(WHAT THE TASK REQUIRES)
Could you write out every record below exactly, leaving out any pictures?

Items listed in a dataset
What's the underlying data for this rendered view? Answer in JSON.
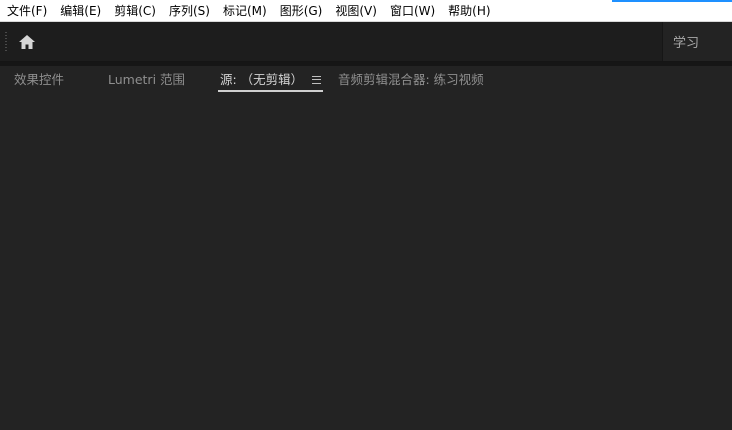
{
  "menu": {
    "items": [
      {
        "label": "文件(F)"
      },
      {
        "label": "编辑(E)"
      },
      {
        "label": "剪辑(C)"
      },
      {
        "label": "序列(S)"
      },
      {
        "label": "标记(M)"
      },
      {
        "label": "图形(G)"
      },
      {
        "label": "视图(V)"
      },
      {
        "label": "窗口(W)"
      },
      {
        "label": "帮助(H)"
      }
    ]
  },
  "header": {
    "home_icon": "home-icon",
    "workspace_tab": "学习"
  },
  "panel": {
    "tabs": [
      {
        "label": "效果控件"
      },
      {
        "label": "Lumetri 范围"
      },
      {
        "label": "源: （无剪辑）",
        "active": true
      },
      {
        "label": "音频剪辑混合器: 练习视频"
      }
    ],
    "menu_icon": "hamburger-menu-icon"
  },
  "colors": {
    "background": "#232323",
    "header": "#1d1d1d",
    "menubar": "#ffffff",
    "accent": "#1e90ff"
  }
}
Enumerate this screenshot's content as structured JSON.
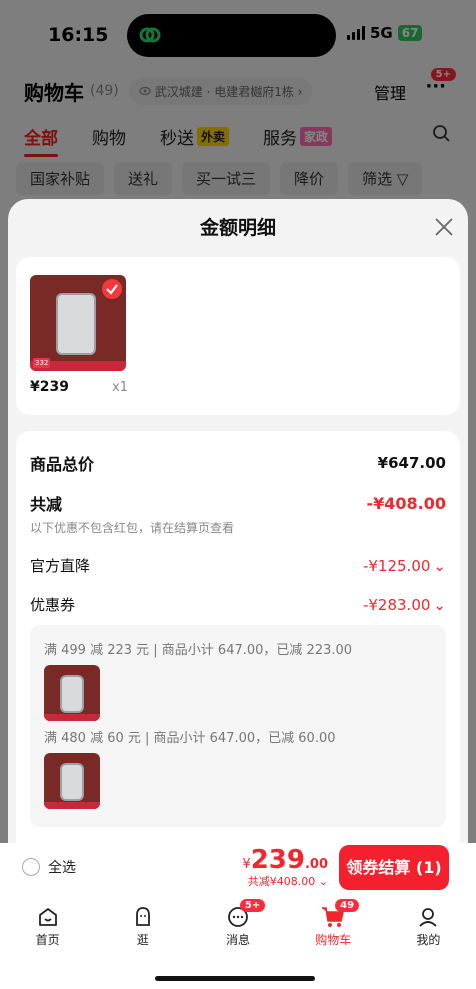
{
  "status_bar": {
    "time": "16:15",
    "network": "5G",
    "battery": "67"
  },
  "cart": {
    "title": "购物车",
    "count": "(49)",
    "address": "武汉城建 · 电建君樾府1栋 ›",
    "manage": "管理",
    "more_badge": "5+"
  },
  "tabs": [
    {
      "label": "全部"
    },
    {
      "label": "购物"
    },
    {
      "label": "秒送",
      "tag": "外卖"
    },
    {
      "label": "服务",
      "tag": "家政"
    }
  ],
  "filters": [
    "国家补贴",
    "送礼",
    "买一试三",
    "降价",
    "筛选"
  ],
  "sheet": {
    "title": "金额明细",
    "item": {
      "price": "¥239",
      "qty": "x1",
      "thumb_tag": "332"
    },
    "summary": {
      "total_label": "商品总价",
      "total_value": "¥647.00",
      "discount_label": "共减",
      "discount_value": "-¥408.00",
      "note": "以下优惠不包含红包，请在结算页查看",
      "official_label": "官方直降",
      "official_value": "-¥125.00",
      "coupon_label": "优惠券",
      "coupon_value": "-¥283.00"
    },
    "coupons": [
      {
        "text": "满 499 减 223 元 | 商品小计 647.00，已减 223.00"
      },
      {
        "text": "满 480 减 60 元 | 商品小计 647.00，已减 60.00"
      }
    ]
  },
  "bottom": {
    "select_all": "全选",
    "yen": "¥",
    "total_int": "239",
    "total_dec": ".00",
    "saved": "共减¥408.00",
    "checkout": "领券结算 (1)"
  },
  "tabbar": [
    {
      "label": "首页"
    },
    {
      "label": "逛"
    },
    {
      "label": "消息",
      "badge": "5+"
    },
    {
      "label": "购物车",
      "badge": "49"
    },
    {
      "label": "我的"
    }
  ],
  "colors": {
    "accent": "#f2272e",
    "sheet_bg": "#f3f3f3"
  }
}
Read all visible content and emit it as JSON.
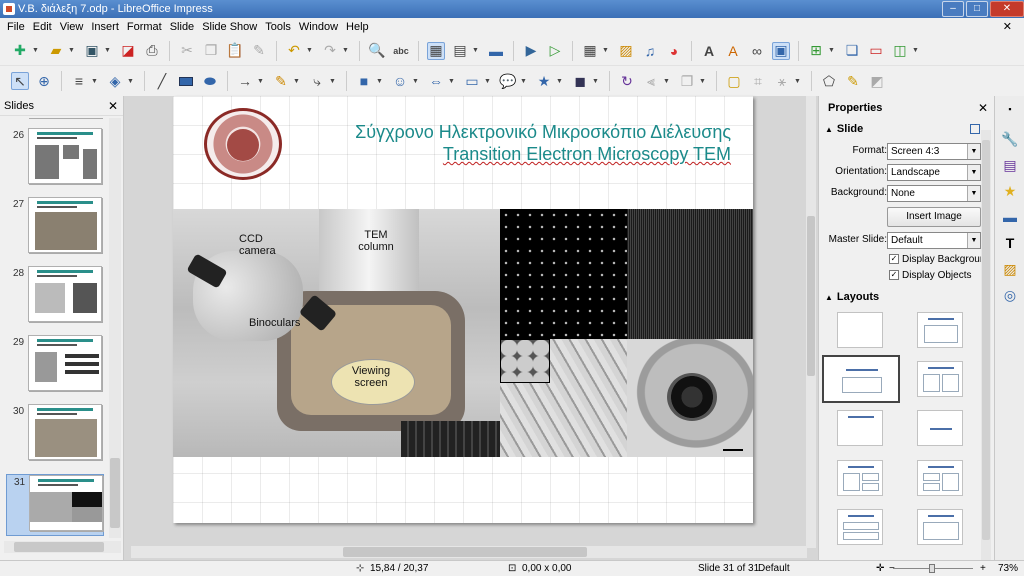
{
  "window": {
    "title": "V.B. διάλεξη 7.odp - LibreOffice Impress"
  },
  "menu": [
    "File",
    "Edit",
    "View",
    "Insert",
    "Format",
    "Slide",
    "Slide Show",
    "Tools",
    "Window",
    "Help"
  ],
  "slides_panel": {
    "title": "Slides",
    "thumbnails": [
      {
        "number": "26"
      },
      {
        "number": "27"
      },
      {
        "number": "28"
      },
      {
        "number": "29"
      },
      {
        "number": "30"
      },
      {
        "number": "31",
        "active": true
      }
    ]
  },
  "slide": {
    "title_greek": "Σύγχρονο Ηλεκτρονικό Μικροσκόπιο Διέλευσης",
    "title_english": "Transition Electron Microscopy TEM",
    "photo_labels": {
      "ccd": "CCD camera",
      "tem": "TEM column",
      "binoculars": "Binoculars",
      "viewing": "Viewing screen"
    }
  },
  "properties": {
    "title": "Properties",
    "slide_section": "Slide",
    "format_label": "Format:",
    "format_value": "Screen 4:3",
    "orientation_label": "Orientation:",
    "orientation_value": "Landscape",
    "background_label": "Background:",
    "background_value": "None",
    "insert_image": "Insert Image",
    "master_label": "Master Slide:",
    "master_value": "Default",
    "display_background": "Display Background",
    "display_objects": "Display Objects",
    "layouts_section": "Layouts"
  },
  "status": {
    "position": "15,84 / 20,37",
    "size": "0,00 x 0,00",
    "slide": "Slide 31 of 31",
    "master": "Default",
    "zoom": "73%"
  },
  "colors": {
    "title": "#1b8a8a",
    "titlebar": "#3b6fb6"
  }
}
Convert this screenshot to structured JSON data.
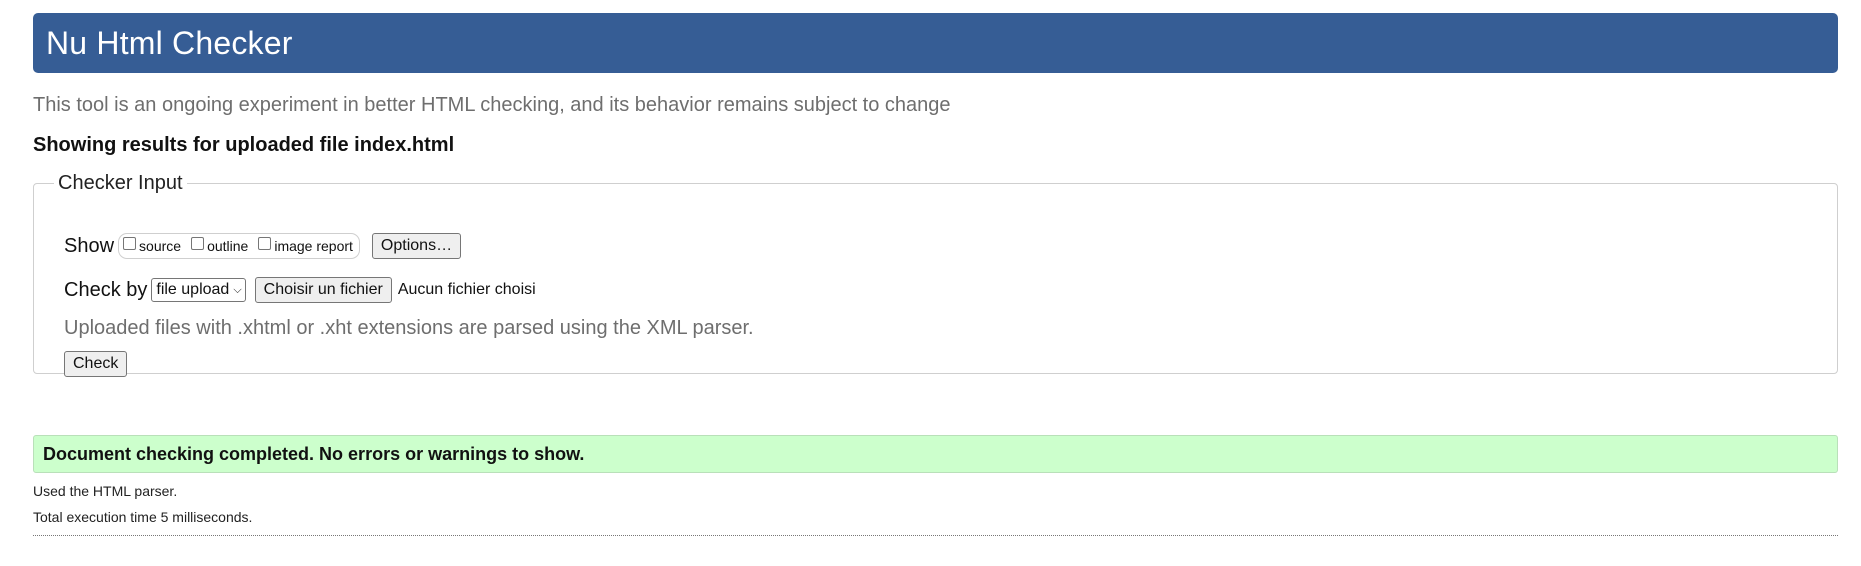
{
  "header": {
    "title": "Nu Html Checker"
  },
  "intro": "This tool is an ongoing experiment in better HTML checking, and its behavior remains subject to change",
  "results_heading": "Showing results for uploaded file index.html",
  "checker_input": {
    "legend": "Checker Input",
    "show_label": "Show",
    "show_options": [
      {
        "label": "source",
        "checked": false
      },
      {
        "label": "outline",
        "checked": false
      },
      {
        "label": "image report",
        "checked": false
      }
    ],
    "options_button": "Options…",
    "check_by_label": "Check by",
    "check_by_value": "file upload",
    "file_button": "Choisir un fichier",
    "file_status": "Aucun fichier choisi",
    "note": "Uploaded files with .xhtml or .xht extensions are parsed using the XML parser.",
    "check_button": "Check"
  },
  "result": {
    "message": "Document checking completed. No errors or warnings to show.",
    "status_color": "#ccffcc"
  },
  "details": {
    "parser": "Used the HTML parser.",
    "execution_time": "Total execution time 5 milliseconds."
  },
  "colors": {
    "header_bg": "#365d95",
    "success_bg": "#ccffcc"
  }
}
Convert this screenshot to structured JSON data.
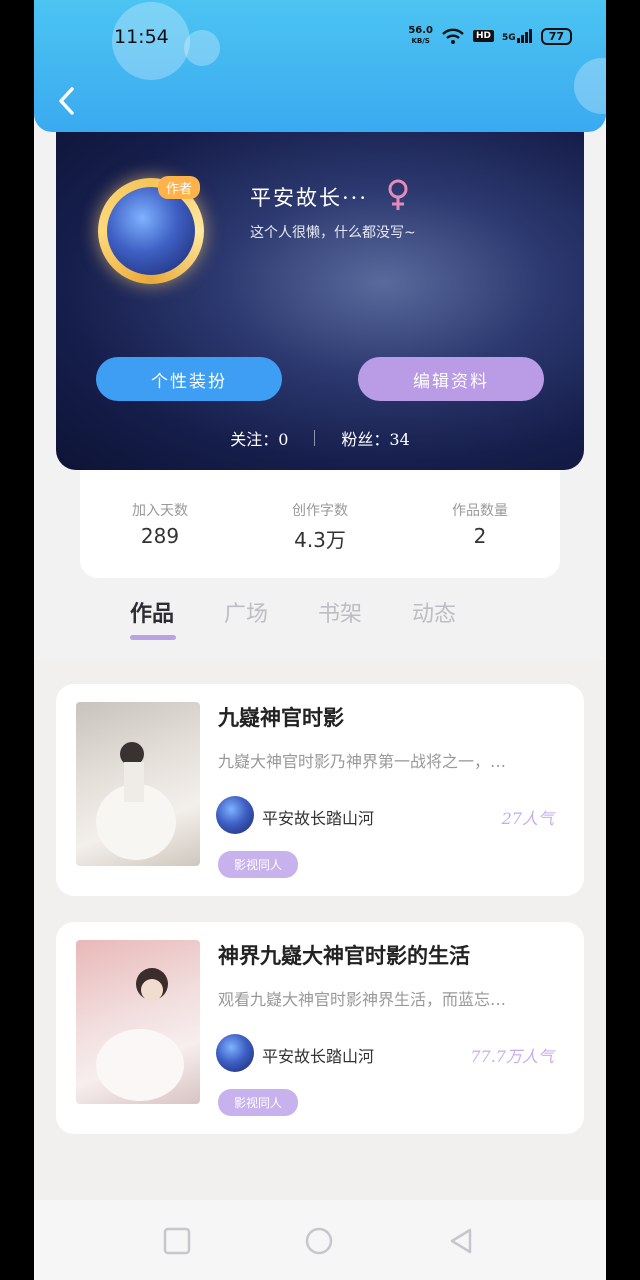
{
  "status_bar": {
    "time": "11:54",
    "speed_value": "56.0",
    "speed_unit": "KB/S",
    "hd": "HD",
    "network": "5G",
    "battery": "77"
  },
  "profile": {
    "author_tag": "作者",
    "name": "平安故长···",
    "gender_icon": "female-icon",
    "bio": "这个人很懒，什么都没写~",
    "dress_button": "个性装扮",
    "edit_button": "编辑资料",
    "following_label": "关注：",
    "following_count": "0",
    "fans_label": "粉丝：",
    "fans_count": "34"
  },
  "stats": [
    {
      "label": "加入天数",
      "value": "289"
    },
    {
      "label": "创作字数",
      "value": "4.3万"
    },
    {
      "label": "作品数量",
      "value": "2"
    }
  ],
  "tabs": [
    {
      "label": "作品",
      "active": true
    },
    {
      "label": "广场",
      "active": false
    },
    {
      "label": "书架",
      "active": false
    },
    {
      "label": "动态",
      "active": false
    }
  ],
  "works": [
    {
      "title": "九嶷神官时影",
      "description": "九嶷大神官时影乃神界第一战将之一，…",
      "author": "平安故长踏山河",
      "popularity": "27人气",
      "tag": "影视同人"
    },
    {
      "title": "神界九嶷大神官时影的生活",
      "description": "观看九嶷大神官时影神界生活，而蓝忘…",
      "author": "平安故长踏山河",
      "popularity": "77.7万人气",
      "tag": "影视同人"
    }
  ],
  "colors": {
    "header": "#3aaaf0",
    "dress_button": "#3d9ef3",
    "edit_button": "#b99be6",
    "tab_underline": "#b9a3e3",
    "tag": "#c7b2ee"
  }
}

(SOLVED PROBLEM)
What's the underlying data for this rendered view? Answer in JSON.
{
  "menu": {
    "items": [
      {
        "label": "文件(F)"
      },
      {
        "label": "编辑(E)"
      },
      {
        "label": "剪辑(C)"
      },
      {
        "label": "序列(S)"
      },
      {
        "label": "标记(M)"
      },
      {
        "label": "图形(G)"
      },
      {
        "label": "视图(V)"
      },
      {
        "label": "窗口(W)"
      },
      {
        "label": "帮助(H)"
      }
    ]
  },
  "header": {
    "home_icon": "home-icon",
    "workspace_tab": "学习"
  },
  "panel": {
    "tabs": [
      {
        "label": "效果控件"
      },
      {
        "label": "Lumetri 范围"
      },
      {
        "label": "源: （无剪辑）",
        "active": true
      },
      {
        "label": "音频剪辑混合器: 练习视频"
      }
    ],
    "menu_icon": "hamburger-menu-icon"
  },
  "colors": {
    "background": "#232323",
    "header": "#1d1d1d",
    "menubar": "#ffffff",
    "accent": "#1e90ff"
  }
}
Enumerate this screenshot's content as structured JSON.
{
  "status_bar": {
    "time": "16:15",
    "network": "5G",
    "battery": "67"
  },
  "cart": {
    "title": "购物车",
    "count": "(49)",
    "address": "武汉城建 · 电建君樾府1栋 ›",
    "manage": "管理",
    "more_badge": "5+"
  },
  "tabs": [
    {
      "label": "全部"
    },
    {
      "label": "购物"
    },
    {
      "label": "秒送",
      "tag": "外卖"
    },
    {
      "label": "服务",
      "tag": "家政"
    }
  ],
  "filters": [
    "国家补贴",
    "送礼",
    "买一试三",
    "降价",
    "筛选"
  ],
  "sheet": {
    "title": "金额明细",
    "item": {
      "price": "¥239",
      "qty": "x1",
      "thumb_tag": "332"
    },
    "summary": {
      "total_label": "商品总价",
      "total_value": "¥647.00",
      "discount_label": "共减",
      "discount_value": "-¥408.00",
      "note": "以下优惠不包含红包，请在结算页查看",
      "official_label": "官方直降",
      "official_value": "-¥125.00",
      "coupon_label": "优惠券",
      "coupon_value": "-¥283.00"
    },
    "coupons": [
      {
        "text": "满 499 减 223 元 | 商品小计 647.00，已减 223.00"
      },
      {
        "text": "满 480 减 60 元 | 商品小计 647.00，已减 60.00"
      }
    ]
  },
  "bottom": {
    "select_all": "全选",
    "yen": "¥",
    "total_int": "239",
    "total_dec": ".00",
    "saved": "共减¥408.00",
    "checkout": "领券结算 (1)"
  },
  "tabbar": [
    {
      "label": "首页"
    },
    {
      "label": "逛"
    },
    {
      "label": "消息",
      "badge": "5+"
    },
    {
      "label": "购物车",
      "badge": "49"
    },
    {
      "label": "我的"
    }
  ],
  "colors": {
    "accent": "#f2272e",
    "sheet_bg": "#f3f3f3"
  }
}
Read all visible content and emit it as JSON.
{
  "window": {
    "title": "V.B. διάλεξη 7.odp - LibreOffice Impress"
  },
  "menu": [
    "File",
    "Edit",
    "View",
    "Insert",
    "Format",
    "Slide",
    "Slide Show",
    "Tools",
    "Window",
    "Help"
  ],
  "slides_panel": {
    "title": "Slides",
    "thumbnails": [
      {
        "number": "26"
      },
      {
        "number": "27"
      },
      {
        "number": "28"
      },
      {
        "number": "29"
      },
      {
        "number": "30"
      },
      {
        "number": "31",
        "active": true
      }
    ]
  },
  "slide": {
    "title_greek": "Σύγχρονο Ηλεκτρονικό Μικροσκόπιο Διέλευσης",
    "title_english": "Transition Electron Microscopy TEM",
    "photo_labels": {
      "ccd": "CCD camera",
      "tem": "TEM column",
      "binoculars": "Binoculars",
      "viewing": "Viewing screen"
    }
  },
  "properties": {
    "title": "Properties",
    "slide_section": "Slide",
    "format_label": "Format:",
    "format_value": "Screen 4:3",
    "orientation_label": "Orientation:",
    "orientation_value": "Landscape",
    "background_label": "Background:",
    "background_value": "None",
    "insert_image": "Insert Image",
    "master_label": "Master Slide:",
    "master_value": "Default",
    "display_background": "Display Background",
    "display_objects": "Display Objects",
    "layouts_section": "Layouts"
  },
  "status": {
    "position": "15,84 / 20,37",
    "size": "0,00 x 0,00",
    "slide": "Slide 31 of 31",
    "master": "Default",
    "zoom": "73%"
  },
  "colors": {
    "title": "#1b8a8a",
    "titlebar": "#3b6fb6"
  }
}
Convert this screenshot to structured JSON data.
{
  "header": {
    "title": "Nu Html Checker"
  },
  "intro": "This tool is an ongoing experiment in better HTML checking, and its behavior remains subject to change",
  "results_heading": "Showing results for uploaded file index.html",
  "checker_input": {
    "legend": "Checker Input",
    "show_label": "Show",
    "show_options": [
      {
        "label": "source",
        "checked": false
      },
      {
        "label": "outline",
        "checked": false
      },
      {
        "label": "image report",
        "checked": false
      }
    ],
    "options_button": "Options…",
    "check_by_label": "Check by",
    "check_by_value": "file upload",
    "file_button": "Choisir un fichier",
    "file_status": "Aucun fichier choisi",
    "note": "Uploaded files with .xhtml or .xht extensions are parsed using the XML parser.",
    "check_button": "Check"
  },
  "result": {
    "message": "Document checking completed. No errors or warnings to show.",
    "status_color": "#ccffcc"
  },
  "details": {
    "parser": "Used the HTML parser.",
    "execution_time": "Total execution time 5 milliseconds."
  },
  "colors": {
    "header_bg": "#365d95",
    "success_bg": "#ccffcc"
  }
}
Convert this screenshot to structured JSON data.
{
  "status_bar": {
    "time": "11:54",
    "speed_value": "56.0",
    "speed_unit": "KB/S",
    "hd": "HD",
    "network": "5G",
    "battery": "77"
  },
  "profile": {
    "author_tag": "作者",
    "name": "平安故长···",
    "gender_icon": "female-icon",
    "bio": "这个人很懒，什么都没写~",
    "dress_button": "个性装扮",
    "edit_button": "编辑资料",
    "following_label": "关注：",
    "following_count": "0",
    "fans_label": "粉丝：",
    "fans_count": "34"
  },
  "stats": [
    {
      "label": "加入天数",
      "value": "289"
    },
    {
      "label": "创作字数",
      "value": "4.3万"
    },
    {
      "label": "作品数量",
      "value": "2"
    }
  ],
  "tabs": [
    {
      "label": "作品",
      "active": true
    },
    {
      "label": "广场",
      "active": false
    },
    {
      "label": "书架",
      "active": false
    },
    {
      "label": "动态",
      "active": false
    }
  ],
  "works": [
    {
      "title": "九嶷神官时影",
      "description": "九嶷大神官时影乃神界第一战将之一，…",
      "author": "平安故长踏山河",
      "popularity": "27人气",
      "tag": "影视同人"
    },
    {
      "title": "神界九嶷大神官时影的生活",
      "description": "观看九嶷大神官时影神界生活，而蓝忘…",
      "author": "平安故长踏山河",
      "popularity": "77.7万人气",
      "tag": "影视同人"
    }
  ],
  "colors": {
    "header": "#3aaaf0",
    "dress_button": "#3d9ef3",
    "edit_button": "#b99be6",
    "tab_underline": "#b9a3e3",
    "tag": "#c7b2ee"
  }
}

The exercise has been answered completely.